» **Exercise details**
Copy everything from the first of the lines below down to the line containing "coupon-type-select[interactable]: 请选择优惠券类型 ∨", swapping "delete-link" for "remove-link" and changing nothing else.

▼▼▼

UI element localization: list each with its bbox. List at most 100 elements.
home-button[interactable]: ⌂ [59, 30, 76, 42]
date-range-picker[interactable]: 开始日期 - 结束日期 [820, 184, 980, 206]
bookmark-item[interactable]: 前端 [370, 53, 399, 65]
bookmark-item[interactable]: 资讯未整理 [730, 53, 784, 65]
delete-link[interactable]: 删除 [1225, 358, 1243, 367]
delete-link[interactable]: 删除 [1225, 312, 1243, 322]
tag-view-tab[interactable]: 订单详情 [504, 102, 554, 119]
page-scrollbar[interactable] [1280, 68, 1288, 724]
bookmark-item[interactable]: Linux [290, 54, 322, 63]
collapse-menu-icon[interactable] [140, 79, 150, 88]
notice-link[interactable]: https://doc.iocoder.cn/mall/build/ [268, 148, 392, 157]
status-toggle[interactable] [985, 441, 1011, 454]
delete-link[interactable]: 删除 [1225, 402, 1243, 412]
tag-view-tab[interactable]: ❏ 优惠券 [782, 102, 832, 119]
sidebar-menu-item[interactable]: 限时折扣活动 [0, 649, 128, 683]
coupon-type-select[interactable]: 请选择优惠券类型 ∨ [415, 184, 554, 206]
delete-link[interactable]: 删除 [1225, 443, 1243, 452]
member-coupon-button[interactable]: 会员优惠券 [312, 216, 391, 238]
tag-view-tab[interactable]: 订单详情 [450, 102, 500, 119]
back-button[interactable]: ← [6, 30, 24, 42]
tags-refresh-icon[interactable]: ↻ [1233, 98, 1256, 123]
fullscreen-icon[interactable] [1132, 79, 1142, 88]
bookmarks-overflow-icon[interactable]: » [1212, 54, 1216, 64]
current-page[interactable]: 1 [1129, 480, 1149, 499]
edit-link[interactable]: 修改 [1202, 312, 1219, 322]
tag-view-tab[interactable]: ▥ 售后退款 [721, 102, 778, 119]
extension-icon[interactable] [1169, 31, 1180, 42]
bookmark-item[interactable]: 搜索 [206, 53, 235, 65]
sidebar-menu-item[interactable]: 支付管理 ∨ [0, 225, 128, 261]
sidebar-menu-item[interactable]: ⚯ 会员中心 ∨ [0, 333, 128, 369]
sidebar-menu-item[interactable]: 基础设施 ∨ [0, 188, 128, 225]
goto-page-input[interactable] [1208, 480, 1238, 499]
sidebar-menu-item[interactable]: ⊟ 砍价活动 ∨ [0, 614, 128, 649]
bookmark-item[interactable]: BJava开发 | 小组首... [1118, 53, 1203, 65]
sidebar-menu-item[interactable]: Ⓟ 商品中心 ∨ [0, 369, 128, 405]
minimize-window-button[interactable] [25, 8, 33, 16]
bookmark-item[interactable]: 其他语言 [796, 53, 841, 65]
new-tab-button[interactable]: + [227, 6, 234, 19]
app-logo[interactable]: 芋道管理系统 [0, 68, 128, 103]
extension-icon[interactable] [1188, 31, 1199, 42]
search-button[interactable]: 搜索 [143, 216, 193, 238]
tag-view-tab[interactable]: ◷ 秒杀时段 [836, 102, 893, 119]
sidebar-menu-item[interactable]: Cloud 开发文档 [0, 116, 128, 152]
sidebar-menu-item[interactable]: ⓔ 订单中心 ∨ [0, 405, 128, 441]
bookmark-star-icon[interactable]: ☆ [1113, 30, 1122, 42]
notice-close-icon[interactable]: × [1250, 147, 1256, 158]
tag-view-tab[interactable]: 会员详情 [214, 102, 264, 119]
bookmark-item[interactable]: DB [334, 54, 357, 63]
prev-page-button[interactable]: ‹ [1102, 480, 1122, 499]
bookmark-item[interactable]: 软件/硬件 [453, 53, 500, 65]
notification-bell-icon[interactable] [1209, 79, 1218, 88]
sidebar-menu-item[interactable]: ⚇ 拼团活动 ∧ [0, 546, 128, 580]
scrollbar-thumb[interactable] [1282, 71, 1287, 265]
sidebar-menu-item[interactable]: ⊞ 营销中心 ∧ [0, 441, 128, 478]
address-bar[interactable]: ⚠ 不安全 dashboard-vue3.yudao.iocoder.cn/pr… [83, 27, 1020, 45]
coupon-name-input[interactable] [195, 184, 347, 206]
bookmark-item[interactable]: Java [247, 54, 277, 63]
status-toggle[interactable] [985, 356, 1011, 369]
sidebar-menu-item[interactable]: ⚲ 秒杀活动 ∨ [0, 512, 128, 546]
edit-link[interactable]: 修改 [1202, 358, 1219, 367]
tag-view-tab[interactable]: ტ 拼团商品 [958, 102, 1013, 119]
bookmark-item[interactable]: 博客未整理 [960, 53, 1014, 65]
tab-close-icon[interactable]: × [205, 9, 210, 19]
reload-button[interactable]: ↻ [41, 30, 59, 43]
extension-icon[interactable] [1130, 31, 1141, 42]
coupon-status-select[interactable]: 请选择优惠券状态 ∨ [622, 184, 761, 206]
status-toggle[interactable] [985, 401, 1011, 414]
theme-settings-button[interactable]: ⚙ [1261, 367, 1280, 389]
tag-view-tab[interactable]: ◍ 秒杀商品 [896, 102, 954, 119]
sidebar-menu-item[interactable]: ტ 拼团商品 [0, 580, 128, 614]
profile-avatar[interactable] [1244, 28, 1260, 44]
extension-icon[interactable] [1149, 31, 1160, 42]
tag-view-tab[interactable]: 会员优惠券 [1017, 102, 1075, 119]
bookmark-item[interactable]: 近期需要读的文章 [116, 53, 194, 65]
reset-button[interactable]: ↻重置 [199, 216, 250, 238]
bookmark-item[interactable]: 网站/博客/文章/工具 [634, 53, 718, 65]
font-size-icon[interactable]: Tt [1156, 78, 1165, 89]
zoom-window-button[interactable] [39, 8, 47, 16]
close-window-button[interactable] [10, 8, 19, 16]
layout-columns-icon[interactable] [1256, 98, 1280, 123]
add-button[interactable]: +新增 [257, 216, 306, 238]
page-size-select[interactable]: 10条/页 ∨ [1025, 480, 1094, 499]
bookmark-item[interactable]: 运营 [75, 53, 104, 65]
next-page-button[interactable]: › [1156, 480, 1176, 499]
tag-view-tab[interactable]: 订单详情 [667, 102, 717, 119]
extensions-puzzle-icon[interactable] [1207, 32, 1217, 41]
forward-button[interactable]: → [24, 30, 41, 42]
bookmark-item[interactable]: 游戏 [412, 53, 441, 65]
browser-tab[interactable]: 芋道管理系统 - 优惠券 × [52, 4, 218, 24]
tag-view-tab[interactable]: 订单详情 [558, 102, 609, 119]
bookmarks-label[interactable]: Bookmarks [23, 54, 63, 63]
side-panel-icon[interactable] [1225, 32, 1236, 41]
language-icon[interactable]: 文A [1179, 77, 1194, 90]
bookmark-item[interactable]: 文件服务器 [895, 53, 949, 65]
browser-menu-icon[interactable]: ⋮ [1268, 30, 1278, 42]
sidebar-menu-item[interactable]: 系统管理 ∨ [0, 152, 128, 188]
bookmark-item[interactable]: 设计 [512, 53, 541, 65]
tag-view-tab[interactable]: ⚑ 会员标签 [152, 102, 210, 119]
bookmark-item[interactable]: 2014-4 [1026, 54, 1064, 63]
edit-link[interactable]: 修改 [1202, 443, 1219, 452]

▲▲▲

» **The result**
UI element localization: list each with its bbox. List at most 100 elements.
home-button[interactable]: ⌂ [59, 30, 76, 42]
date-range-picker[interactable]: 开始日期 - 结束日期 [820, 184, 980, 206]
bookmark-item[interactable]: 前端 [370, 53, 399, 65]
bookmark-item[interactable]: 资讯未整理 [730, 53, 784, 65]
remove-link[interactable]: 删除 [1225, 358, 1243, 367]
remove-link[interactable]: 删除 [1225, 312, 1243, 322]
tag-view-tab[interactable]: 订单详情 [504, 102, 554, 119]
page-scrollbar[interactable] [1280, 68, 1288, 724]
bookmark-item[interactable]: Linux [290, 54, 322, 63]
collapse-menu-icon[interactable] [140, 79, 150, 88]
notice-link[interactable]: https://doc.iocoder.cn/mall/build/ [268, 148, 392, 157]
status-toggle[interactable] [985, 441, 1011, 454]
remove-link[interactable]: 删除 [1225, 402, 1243, 412]
tag-view-tab[interactable]: ❏ 优惠券 [782, 102, 832, 119]
sidebar-menu-item[interactable]: 限时折扣活动 [0, 649, 128, 683]
coupon-type-select[interactable]: 请选择优惠券类型 ∨ [415, 184, 554, 206]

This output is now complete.